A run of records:
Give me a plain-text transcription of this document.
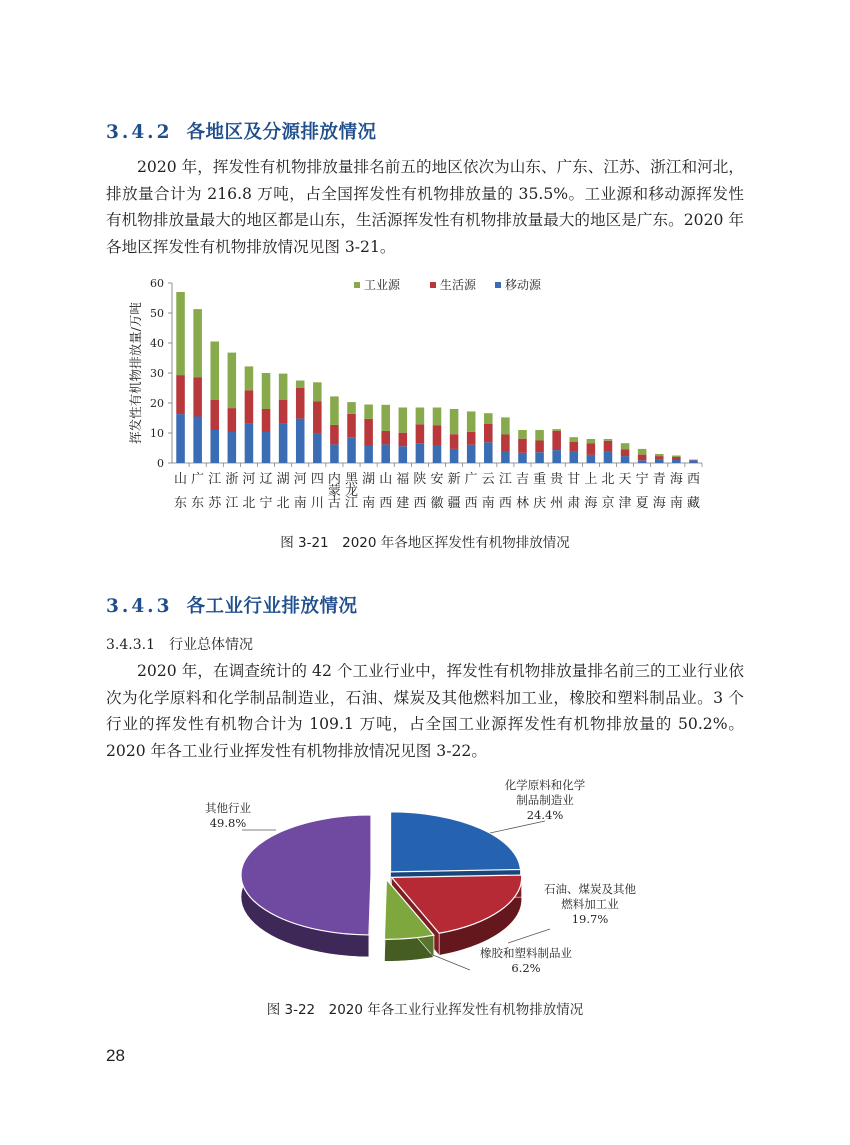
3.4.2 各地区及分源排放情况
2020 年，挥发性有机物排放量排名前五的地区依次为山东、广东、江苏、浙江和河北，排放量合计为 216.8 万吨，占全国挥发性有机物排放量的 35.5%。工业源和移动源挥发性有机物排放量最大的地区都是山东，生活源挥发性有机物排放量最大的地区是广东。2020 年各地区挥发性有机物排放情况见图 3-21。
挥发性有机物排放量/万吨
0
10
20
30
40
50
60
山东
广东
江苏
浙江
河北
辽宁
湖北
河南
四川
内蒙古
黑龙江
湖南
山西
福建
陕西
安徽
新疆
广西
云南
江西
吉林
重庆
贵州
甘肃
上海
北京
天津
宁夏
青海
海南
西藏
工业源	生活源 移动源
图 3-21　2020 年各地区挥发性有机物排放情况
3.4.3 各工业行业排放情况
3.4.3.1　行业总体情况
2020 年，在调查统计的 42 个工业行业中，挥发性有机物排放量排名前三的工业行业依次为化学原料和化学制品制造业，石油、煤炭及其他燃料加工业，橡胶和塑料制品业。3 个行业的挥发性有机物合计为 109.1 万吨，占全国工业源挥发性有机物排放量的 50.2%。2020 年各工业行业挥发性有机物排放情况见图 3-22。
化学原料和化学
制品制造业
24.4%
石油、煤炭及其他
燃料加工业
19.7%
橡胶和塑料制品业
6.2%
其他行业
49.8%
图 3-22　2020 年各工业行业挥发性有机物排放情况
28
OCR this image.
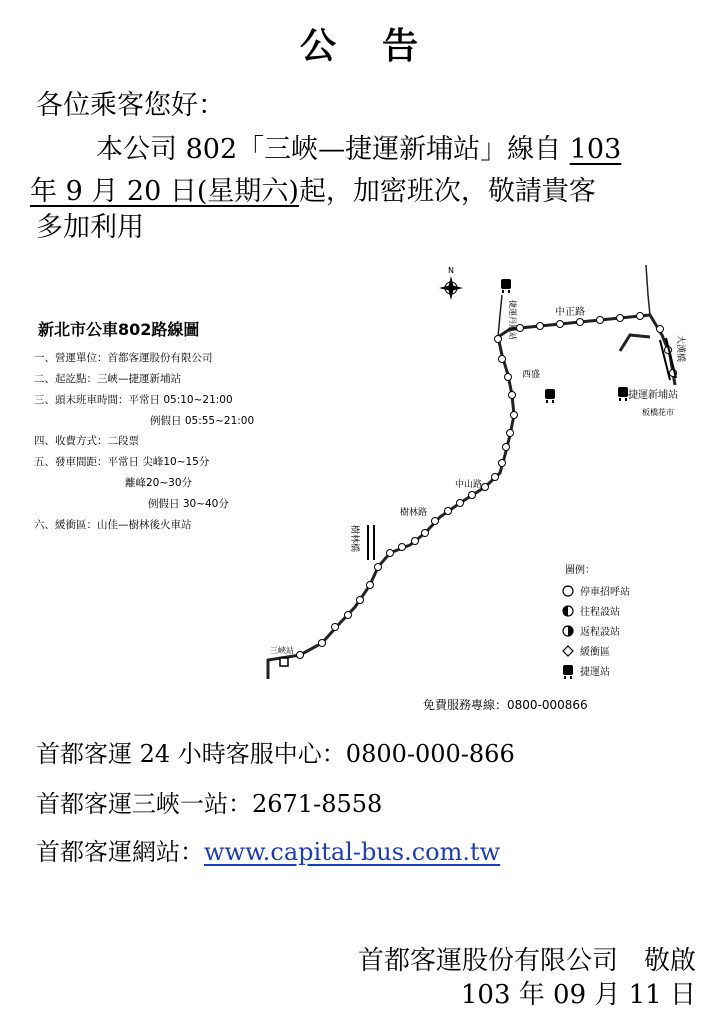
公 告
各位乘客您好：
本公司 802「三峽—捷運新埔站」線自 103
年 9 月 20 日(星期六)起，加密班次，敬請貴客
多加利用
新北市公車802路線圖
一、營運單位：首都客運股份有限公司
二、起訖點：三峽—捷運新埔站
三、頭末班車時間：平常日 05:10~21:00
例假日 05:55~21:00
四、收費方式：二段票
五、發車間距：平常日 尖峰10~15分
離峰20~30分
例假日 30~40分
六、緩衝區：山佳—樹林後火車站
N
捷運新埔站
板橋花市
大漢橋
三峽站
樹林橋
捷運丹鳳站	中正路
中山路
樹林路
西盛
圖例：
停車招呼站
往程設站
返程設站
緩衝區
捷運站
免費服務專線：0800-000866
首都客運 24 小時客服中心：0800-000-866
首都客運三峽一站：2671-8558
首都客運網站：www.capital-bus.com.tw
首都客運股份有限公司　敬啟
103 年 09 月 11 日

Exercise aim: Pull out every line above that holds the word "橡胶和塑料制品业".

Written answer:
2020 年，在调查统计的 42 个工业行业中，挥发性有机物排放量排名前三的工业行业依次为化学原料和化学制品制造业，石油、煤炭及其他燃料加工业，橡胶和塑料制品业。3 个行业的挥发性有机物合计为 109.1 万吨，占全国工业源挥发性有机物排放量的 50.2%。2020 年各工业行业挥发性有机物排放情况见图 3-22。
橡胶和塑料制品业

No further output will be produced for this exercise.